(Data supplied)
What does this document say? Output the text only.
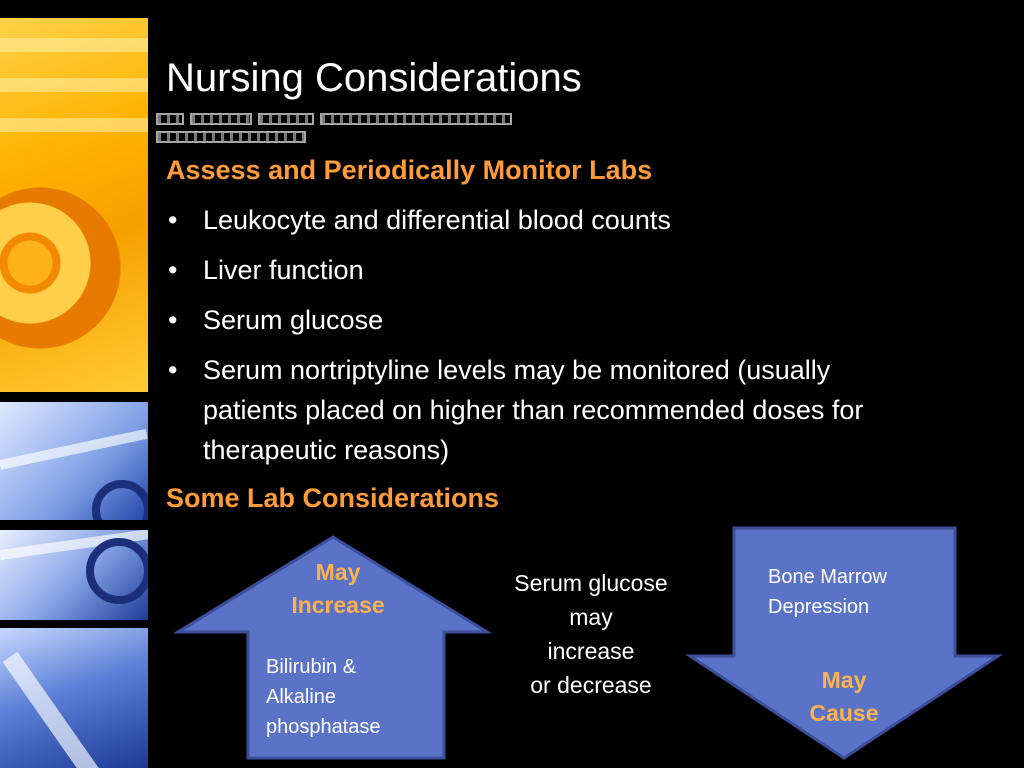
Nursing Considerations
Assess and Periodically Monitor Labs
• Leukocyte and differential blood counts
• Liver function
• Serum glucose
• Serum nortriptyline levels may be monitored (usually patients placed on higher than recommended doses for therapeutic reasons)
Some Lab Considerations
May
Increase
Bilirubin &
Alkaline
phosphatase
Serum glucose
may
increase
or decrease
Bone Marrow
Depression
May
Cause
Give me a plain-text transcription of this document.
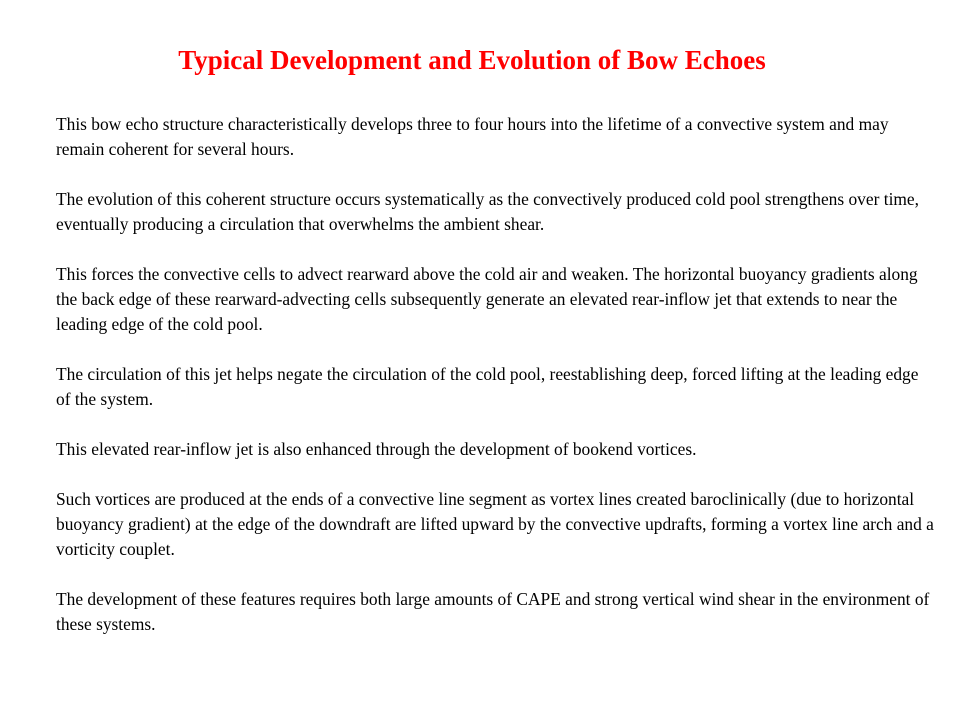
Typical Development and Evolution of Bow Echoes

This bow echo structure characteristically develops three to four hours into the lifetime of a convective system and may remain coherent for several hours.

The evolution of this coherent structure occurs systematically as the convectively produced cold pool strengthens over time, eventually producing a circulation that overwhelms the ambient shear.

This forces the convective cells to advect rearward above the cold air and weaken. The horizontal buoyancy gradients along the back edge of these rearward-advecting cells subsequently generate an elevated rear-inflow jet that extends to near the leading edge of the cold pool.

The circulation of this jet helps negate the circulation of the cold pool, reestablishing deep, forced lifting at the leading edge of the system.

This elevated rear-inflow jet is also enhanced through the development of bookend vortices.

Such vortices are produced at the ends of a convective line segment as vortex lines created baroclinically (due to horizontal buoyancy gradient) at the edge of the downdraft are lifted upward by the convective updrafts, forming a vortex line arch and a vorticity couplet.

The development of these features requires both large amounts of CAPE and strong vertical wind shear in the environment of these systems.
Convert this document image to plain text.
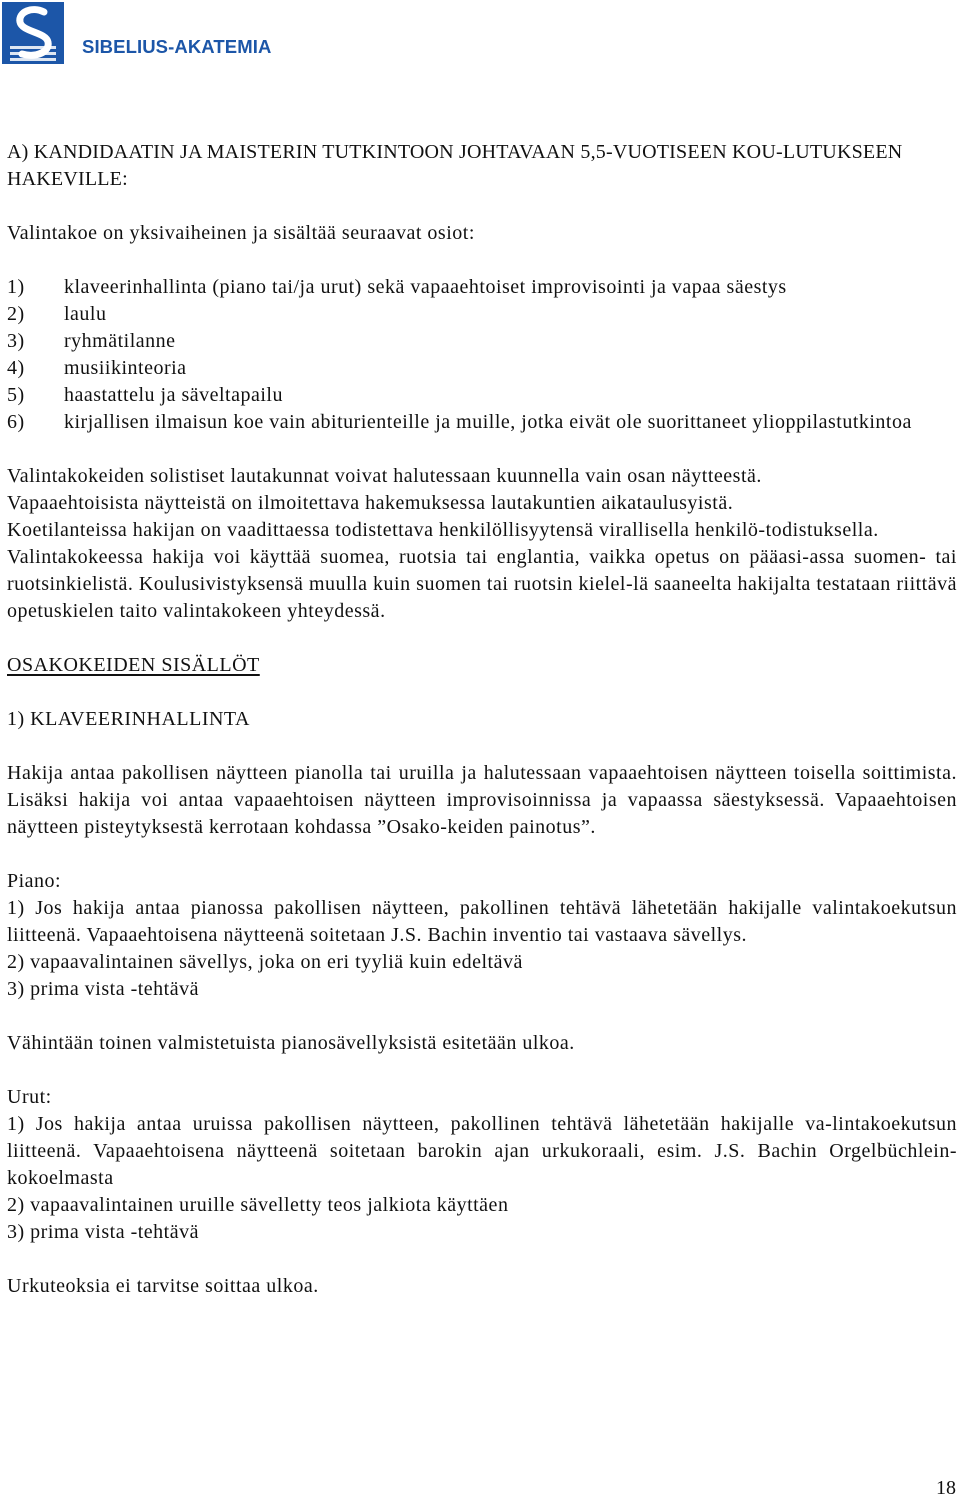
SIBELIUS-AKATEMIA

A) KANDIDAATIN JA MAISTERIN TUTKINTOON JOHTAVAAN 5,5-VUOTISEEN KOU-LUTUKSEEN HAKEVILLE:

Valintakoe on yksivaiheinen ja sisältää seuraavat osiot:

1)	klaveerinhallinta (piano tai/ja urut) sekä vapaaehtoiset improvisointi ja vapaa säestys
2)	laulu
3)	ryhmätilanne
4)	musiikinteoria
5)	haastattelu ja säveltapailu
6)	kirjallisen ilmaisun koe vain abiturienteille ja muille, jotka eivät ole suorittaneet ylioppilastutkintoa

Valintakokeiden solistiset lautakunnat voivat halutessaan kuunnella vain osan näytteestä.

Vapaaehtoisista näytteistä on ilmoitettava hakemuksessa lautakuntien aikataulusyistä.

Koetilanteissa hakijan on vaadittaessa todistettava henkilöllisyytensä virallisella henkilö-todistuksella.

Valintakokeessa hakija voi käyttää suomea, ruotsia tai englantia, vaikka opetus on pääasi-assa suomen- tai ruotsinkielistä. Koulusivistyksensä muulla kuin suomen tai ruotsin kielel-lä saaneelta hakijalta testataan riittävä opetuskielen taito valintakokeen yhteydessä.

OSAKOKEIDEN SISÄLLÖT

1) KLAVEERINHALLINTA

Hakija antaa pakollisen näytteen pianolla tai uruilla ja halutessaan vapaaehtoisen näytteen toisella soittimista. Lisäksi hakija voi antaa vapaaehtoisen näytteen improvisoinnissa ja vapaassa säestyksessä. Vapaaehtoisen näytteen pisteytyksestä kerrotaan kohdassa ”Osako-keiden painotus”.

Piano:

1) Jos hakija antaa pianossa pakollisen näytteen, pakollinen tehtävä lähetetään hakijalle valintakoekutsun liitteenä. Vapaaehtoisena näytteenä soitetaan J.S. Bachin inventio tai vastaava sävellys.

2) vapaavalintainen sävellys, joka on eri tyyliä kuin edeltävä

3) prima vista -tehtävä

Vähintään toinen valmistetuista pianosävellyksistä esitetään ulkoa.

Urut:

1) Jos hakija antaa uruissa pakollisen näytteen, pakollinen tehtävä lähetetään hakijalle va-lintakoekutsun liitteenä. Vapaaehtoisena näytteenä soitetaan barokin ajan urkukoraali, esim. J.S. Bachin Orgelbüchlein-kokoelmasta

2) vapaavalintainen uruille sävelletty teos jalkiota käyttäen

3) prima vista -tehtävä

Urkuteoksia ei tarvitse soittaa ulkoa.

18
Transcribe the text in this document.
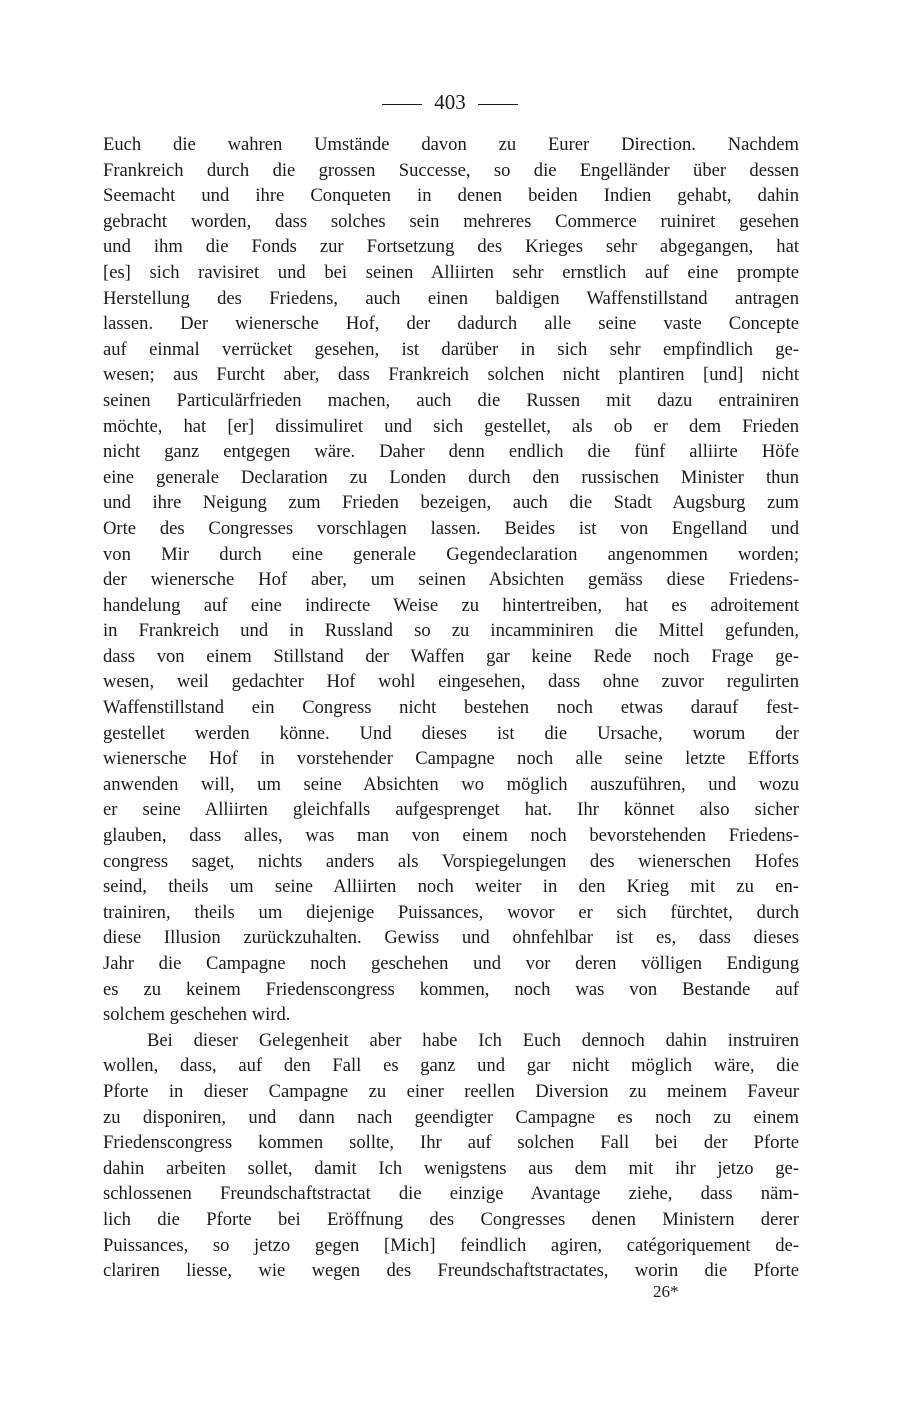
403
Euch die wahren Umstände davon zu Eurer Direction. Nachdem
Frankreich durch die grossen Successe, so die Engelländer über dessen
Seemacht und ihre Conqueten in denen beiden Indien gehabt, dahin
gebracht worden, dass solches sein mehreres Commerce ruiniret gesehen
und ihm die Fonds zur Fortsetzung des Krieges sehr abgegangen, hat
[es] sich ravisiret und bei seinen Alliirten sehr ernstlich auf eine prompte
Herstellung des Friedens, auch einen baldigen Waffenstillstand antragen
lassen. Der wienersche Hof, der dadurch alle seine vaste Concepte
auf einmal verrücket gesehen, ist darüber in sich sehr empfindlich ge-
wesen; aus Furcht aber, dass Frankreich solchen nicht plantiren [und] nicht
seinen Particulärfrieden machen, auch die Russen mit dazu entrainiren
möchte, hat [er] dissimuliret und sich gestellet, als ob er dem Frieden
nicht ganz entgegen wäre. Daher denn endlich die fünf alliirte Höfe
eine generale Declaration zu Londen durch den russischen Minister thun
und ihre Neigung zum Frieden bezeigen, auch die Stadt Augsburg zum
Orte des Congresses vorschlagen lassen. Beides ist von Engelland und
von Mir durch eine generale Gegendeclaration angenommen worden;
der wienersche Hof aber, um seinen Absichten gemäss diese Friedens-
handelung auf eine indirecte Weise zu hintertreiben, hat es adroitement
in Frankreich und in Russland so zu incamminiren die Mittel gefunden,
dass von einem Stillstand der Waffen gar keine Rede noch Frage ge-
wesen, weil gedachter Hof wohl eingesehen, dass ohne zuvor regulirten
Waffenstillstand ein Congress nicht bestehen noch etwas darauf fest-
gestellet werden könne. Und dieses ist die Ursache, worum der
wienersche Hof in vorstehender Campagne noch alle seine letzte Efforts
anwenden will, um seine Absichten wo möglich auszuführen, und wozu
er seine Alliirten gleichfalls aufgesprenget hat. Ihr könnet also sicher
glauben, dass alles, was man von einem noch bevorstehenden Friedens-
congress saget, nichts anders als Vorspiegelungen des wienerschen Hofes
seind, theils um seine Alliirten noch weiter in den Krieg mit zu en-
trainiren, theils um diejenige Puissances, wovor er sich fürchtet, durch
diese Illusion zurückzuhalten. Gewiss und ohnfehlbar ist es, dass dieses
Jahr die Campagne noch geschehen und vor deren völligen Endigung
es zu keinem Friedenscongress kommen, noch was von Bestande auf
solchem geschehen wird.
Bei dieser Gelegenheit aber habe Ich Euch dennoch dahin instruiren
wollen, dass, auf den Fall es ganz und gar nicht möglich wäre, die
Pforte in dieser Campagne zu einer reellen Diversion zu meinem Faveur
zu disponiren, und dann nach geendigter Campagne es noch zu einem
Friedenscongress kommen sollte, Ihr auf solchen Fall bei der Pforte
dahin arbeiten sollet, damit Ich wenigstens aus dem mit ihr jetzo ge-
schlossenen Freundschaftstractat die einzige Avantage ziehe, dass näm-
lich die Pforte bei Eröffnung des Congresses denen Ministern derer
Puissances, so jetzo gegen [Mich] feindlich agiren, catégoriquement de-
clariren liesse, wie wegen des Freundschaftstractates, worin die Pforte
26*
(End Data supplied)
Work required: Each line of the listing above must be given again exactly; the pictures are to be left out.

Solution below:
What does this document say? Output the text only.
Nursing Considerations
Assess and Periodically Monitor Labs
• Leukocyte and differential blood counts
• Liver function
• Serum glucose
• Serum nortriptyline levels may be monitored (usually patients placed on higher than recommended doses for therapeutic reasons)
Some Lab Considerations
May
Increase
Bilirubin &
Alkaline
phosphatase
Serum glucose
may
increase
or decrease
Bone Marrow
Depression
May
Cause
Give me a plain-text transcription of this document.
Typical Development and Evolution of Bow Echoes

This bow echo structure characteristically develops three to four hours into the lifetime of a convective system and may remain coherent for several hours.

The evolution of this coherent structure occurs systematically as the convectively produced cold pool strengthens over time, eventually producing a circulation that overwhelms the ambient shear.

This forces the convective cells to advect rearward above the cold air and weaken. The horizontal buoyancy gradients along the back edge of these rearward-advecting cells subsequently generate an elevated rear-inflow jet that extends to near the leading edge of the cold pool.

The circulation of this jet helps negate the circulation of the cold pool, reestablishing deep, forced lifting at the leading edge of the system.

This elevated rear-inflow jet is also enhanced through the development of bookend vortices.

Such vortices are produced at the ends of a convective line segment as vortex lines created baroclinically (due to horizontal buoyancy gradient) at the edge of the downdraft are lifted upward by the convective updrafts, forming a vortex line arch and a vorticity couplet.

The development of these features requires both large amounts of CAPE and strong vertical wind shear in the environment of these systems.
Convert this document image to plain text.
SIBELIUS-AKATEMIA

A) KANDIDAATIN JA MAISTERIN TUTKINTOON JOHTAVAAN 5,5-VUOTISEEN KOU-LUTUKSEEN HAKEVILLE:

Valintakoe on yksivaiheinen ja sisältää seuraavat osiot:

1)	klaveerinhallinta (piano tai/ja urut) sekä vapaaehtoiset improvisointi ja vapaa säestys
2)	laulu
3)	ryhmätilanne
4)	musiikinteoria
5)	haastattelu ja säveltapailu
6)	kirjallisen ilmaisun koe vain abiturienteille ja muille, jotka eivät ole suorittaneet ylioppilastutkintoa

Valintakokeiden solistiset lautakunnat voivat halutessaan kuunnella vain osan näytteestä.

Vapaaehtoisista näytteistä on ilmoitettava hakemuksessa lautakuntien aikataulusyistä.

Koetilanteissa hakijan on vaadittaessa todistettava henkilöllisyytensä virallisella henkilö-todistuksella.

Valintakokeessa hakija voi käyttää suomea, ruotsia tai englantia, vaikka opetus on pääasi-assa suomen- tai ruotsinkielistä. Koulusivistyksensä muulla kuin suomen tai ruotsin kielel-lä saaneelta hakijalta testataan riittävä opetuskielen taito valintakokeen yhteydessä.

OSAKOKEIDEN SISÄLLÖT

1) KLAVEERINHALLINTA

Hakija antaa pakollisen näytteen pianolla tai uruilla ja halutessaan vapaaehtoisen näytteen toisella soittimista. Lisäksi hakija voi antaa vapaaehtoisen näytteen improvisoinnissa ja vapaassa säestyksessä. Vapaaehtoisen näytteen pisteytyksestä kerrotaan kohdassa ”Osako-keiden painotus”.

Piano:

1) Jos hakija antaa pianossa pakollisen näytteen, pakollinen tehtävä lähetetään hakijalle valintakoekutsun liitteenä. Vapaaehtoisena näytteenä soitetaan J.S. Bachin inventio tai vastaava sävellys.

2) vapaavalintainen sävellys, joka on eri tyyliä kuin edeltävä

3) prima vista -tehtävä

Vähintään toinen valmistetuista pianosävellyksistä esitetään ulkoa.

Urut:

1) Jos hakija antaa uruissa pakollisen näytteen, pakollinen tehtävä lähetetään hakijalle va-lintakoekutsun liitteenä. Vapaaehtoisena näytteenä soitetaan barokin ajan urkukoraali, esim. J.S. Bachin Orgelbüchlein-kokoelmasta

2) vapaavalintainen uruille sävelletty teos jalkiota käyttäen

3) prima vista -tehtävä

Urkuteoksia ei tarvitse soittaa ulkoa.

18
Transcribe the text in this document.
403
Euch die wahren Umstände davon zu Eurer Direction. Nachdem
Frankreich durch die grossen Successe, so die Engelländer über dessen
Seemacht und ihre Conqueten in denen beiden Indien gehabt, dahin
gebracht worden, dass solches sein mehreres Commerce ruiniret gesehen
und ihm die Fonds zur Fortsetzung des Krieges sehr abgegangen, hat
[es] sich ravisiret und bei seinen Alliirten sehr ernstlich auf eine prompte
Herstellung des Friedens, auch einen baldigen Waffenstillstand antragen
lassen. Der wienersche Hof, der dadurch alle seine vaste Concepte
auf einmal verrücket gesehen, ist darüber in sich sehr empfindlich ge-
wesen; aus Furcht aber, dass Frankreich solchen nicht plantiren [und] nicht
seinen Particulärfrieden machen, auch die Russen mit dazu entrainiren
möchte, hat [er] dissimuliret und sich gestellet, als ob er dem Frieden
nicht ganz entgegen wäre. Daher denn endlich die fünf alliirte Höfe
eine generale Declaration zu Londen durch den russischen Minister thun
und ihre Neigung zum Frieden bezeigen, auch die Stadt Augsburg zum
Orte des Congresses vorschlagen lassen. Beides ist von Engelland und
von Mir durch eine generale Gegendeclaration angenommen worden;
der wienersche Hof aber, um seinen Absichten gemäss diese Friedens-
handelung auf eine indirecte Weise zu hintertreiben, hat es adroitement
in Frankreich und in Russland so zu incamminiren die Mittel gefunden,
dass von einem Stillstand der Waffen gar keine Rede noch Frage ge-
wesen, weil gedachter Hof wohl eingesehen, dass ohne zuvor regulirten
Waffenstillstand ein Congress nicht bestehen noch etwas darauf fest-
gestellet werden könne. Und dieses ist die Ursache, worum der
wienersche Hof in vorstehender Campagne noch alle seine letzte Efforts
anwenden will, um seine Absichten wo möglich auszuführen, und wozu
er seine Alliirten gleichfalls aufgesprenget hat. Ihr könnet also sicher
glauben, dass alles, was man von einem noch bevorstehenden Friedens-
congress saget, nichts anders als Vorspiegelungen des wienerschen Hofes
seind, theils um seine Alliirten noch weiter in den Krieg mit zu en-
trainiren, theils um diejenige Puissances, wovor er sich fürchtet, durch
diese Illusion zurückzuhalten. Gewiss und ohnfehlbar ist es, dass dieses
Jahr die Campagne noch geschehen und vor deren völligen Endigung
es zu keinem Friedenscongress kommen, noch was von Bestande auf
solchem geschehen wird.
Bei dieser Gelegenheit aber habe Ich Euch dennoch dahin instruiren
wollen, dass, auf den Fall es ganz und gar nicht möglich wäre, die
Pforte in dieser Campagne zu einer reellen Diversion zu meinem Faveur
zu disponiren, und dann nach geendigter Campagne es noch zu einem
Friedenscongress kommen sollte, Ihr auf solchen Fall bei der Pforte
dahin arbeiten sollet, damit Ich wenigstens aus dem mit ihr jetzo ge-
schlossenen Freundschaftstractat die einzige Avantage ziehe, dass näm-
lich die Pforte bei Eröffnung des Congresses denen Ministern derer
Puissances, so jetzo gegen [Mich] feindlich agiren, catégoriquement de-
clariren liesse, wie wegen des Freundschaftstractates, worin die Pforte
26*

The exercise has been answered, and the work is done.